RECORDS SHOWN:
────────────────────
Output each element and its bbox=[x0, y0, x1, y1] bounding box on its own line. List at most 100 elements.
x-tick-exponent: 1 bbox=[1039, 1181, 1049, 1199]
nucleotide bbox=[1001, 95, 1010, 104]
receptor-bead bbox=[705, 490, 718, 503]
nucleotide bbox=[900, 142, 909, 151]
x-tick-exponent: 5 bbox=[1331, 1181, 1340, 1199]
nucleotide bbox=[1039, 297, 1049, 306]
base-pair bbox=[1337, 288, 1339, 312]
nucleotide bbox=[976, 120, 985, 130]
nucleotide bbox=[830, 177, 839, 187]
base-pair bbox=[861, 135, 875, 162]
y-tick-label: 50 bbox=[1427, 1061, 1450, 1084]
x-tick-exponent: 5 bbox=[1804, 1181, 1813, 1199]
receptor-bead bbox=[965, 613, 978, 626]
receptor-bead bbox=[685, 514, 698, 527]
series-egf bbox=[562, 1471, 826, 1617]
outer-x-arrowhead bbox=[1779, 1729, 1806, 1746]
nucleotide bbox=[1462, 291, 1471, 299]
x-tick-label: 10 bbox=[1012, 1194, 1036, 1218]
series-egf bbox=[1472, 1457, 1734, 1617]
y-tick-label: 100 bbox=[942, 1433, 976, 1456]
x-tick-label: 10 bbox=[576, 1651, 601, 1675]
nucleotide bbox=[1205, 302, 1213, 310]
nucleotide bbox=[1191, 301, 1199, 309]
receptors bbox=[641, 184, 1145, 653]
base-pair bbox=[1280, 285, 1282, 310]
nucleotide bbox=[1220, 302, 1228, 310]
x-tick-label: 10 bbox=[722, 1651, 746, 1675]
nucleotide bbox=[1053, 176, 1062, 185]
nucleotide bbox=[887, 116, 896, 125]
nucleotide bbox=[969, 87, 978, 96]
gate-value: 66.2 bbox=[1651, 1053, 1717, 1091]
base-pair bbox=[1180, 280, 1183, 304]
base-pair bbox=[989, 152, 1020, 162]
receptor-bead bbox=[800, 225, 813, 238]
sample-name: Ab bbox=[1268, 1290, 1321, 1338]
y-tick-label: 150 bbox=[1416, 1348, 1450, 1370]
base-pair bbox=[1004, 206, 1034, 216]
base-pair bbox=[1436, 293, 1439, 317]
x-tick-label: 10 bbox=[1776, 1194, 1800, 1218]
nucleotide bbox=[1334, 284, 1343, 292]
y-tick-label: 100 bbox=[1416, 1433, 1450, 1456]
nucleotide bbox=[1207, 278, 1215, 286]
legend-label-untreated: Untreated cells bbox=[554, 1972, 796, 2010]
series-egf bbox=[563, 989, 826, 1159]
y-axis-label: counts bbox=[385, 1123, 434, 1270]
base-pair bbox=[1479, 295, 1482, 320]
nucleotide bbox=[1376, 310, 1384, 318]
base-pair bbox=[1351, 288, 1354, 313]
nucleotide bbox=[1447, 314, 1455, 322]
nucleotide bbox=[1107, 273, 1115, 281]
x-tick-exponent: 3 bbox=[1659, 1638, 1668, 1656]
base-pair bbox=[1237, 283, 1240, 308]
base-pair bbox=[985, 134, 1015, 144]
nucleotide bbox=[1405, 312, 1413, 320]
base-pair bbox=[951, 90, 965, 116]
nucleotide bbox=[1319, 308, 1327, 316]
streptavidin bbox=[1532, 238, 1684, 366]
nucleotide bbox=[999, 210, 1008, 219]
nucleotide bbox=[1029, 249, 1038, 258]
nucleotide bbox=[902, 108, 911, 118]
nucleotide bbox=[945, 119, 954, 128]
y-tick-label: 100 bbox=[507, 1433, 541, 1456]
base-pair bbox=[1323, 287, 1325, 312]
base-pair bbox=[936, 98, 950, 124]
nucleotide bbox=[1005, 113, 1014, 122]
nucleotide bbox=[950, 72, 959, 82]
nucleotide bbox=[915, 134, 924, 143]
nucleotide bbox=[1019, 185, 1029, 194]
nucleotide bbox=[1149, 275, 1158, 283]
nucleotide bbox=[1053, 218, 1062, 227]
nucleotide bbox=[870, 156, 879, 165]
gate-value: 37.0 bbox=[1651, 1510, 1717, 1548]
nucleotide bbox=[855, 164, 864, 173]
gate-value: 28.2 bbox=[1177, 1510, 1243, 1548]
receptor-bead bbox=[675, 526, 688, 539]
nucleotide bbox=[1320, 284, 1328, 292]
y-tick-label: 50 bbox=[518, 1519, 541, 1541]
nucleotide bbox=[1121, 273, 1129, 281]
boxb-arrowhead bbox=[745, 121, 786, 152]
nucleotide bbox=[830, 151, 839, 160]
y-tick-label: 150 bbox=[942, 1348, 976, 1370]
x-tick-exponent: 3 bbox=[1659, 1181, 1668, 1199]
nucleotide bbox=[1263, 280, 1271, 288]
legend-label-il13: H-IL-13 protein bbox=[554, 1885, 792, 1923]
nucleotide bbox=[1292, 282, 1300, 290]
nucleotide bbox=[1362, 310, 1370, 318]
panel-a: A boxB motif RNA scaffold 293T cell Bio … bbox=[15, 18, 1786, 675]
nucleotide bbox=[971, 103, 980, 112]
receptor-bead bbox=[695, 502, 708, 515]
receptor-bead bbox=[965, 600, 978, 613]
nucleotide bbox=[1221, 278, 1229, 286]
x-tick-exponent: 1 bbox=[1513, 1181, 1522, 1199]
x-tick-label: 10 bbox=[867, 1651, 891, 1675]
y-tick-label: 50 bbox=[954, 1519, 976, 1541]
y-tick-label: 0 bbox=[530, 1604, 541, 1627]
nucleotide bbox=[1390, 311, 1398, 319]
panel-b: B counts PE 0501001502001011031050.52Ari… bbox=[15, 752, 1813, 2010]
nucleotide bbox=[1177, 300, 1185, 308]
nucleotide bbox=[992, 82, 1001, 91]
────────────────────
WORK TO COMPLETE: In the records above, some lines may contain the word "series"; copy every one of them.

WRITTEN ANSWER:
series-egf bbox=[562, 1471, 826, 1617]
series-egf bbox=[1472, 1457, 1734, 1617]
series-egf bbox=[563, 989, 826, 1159]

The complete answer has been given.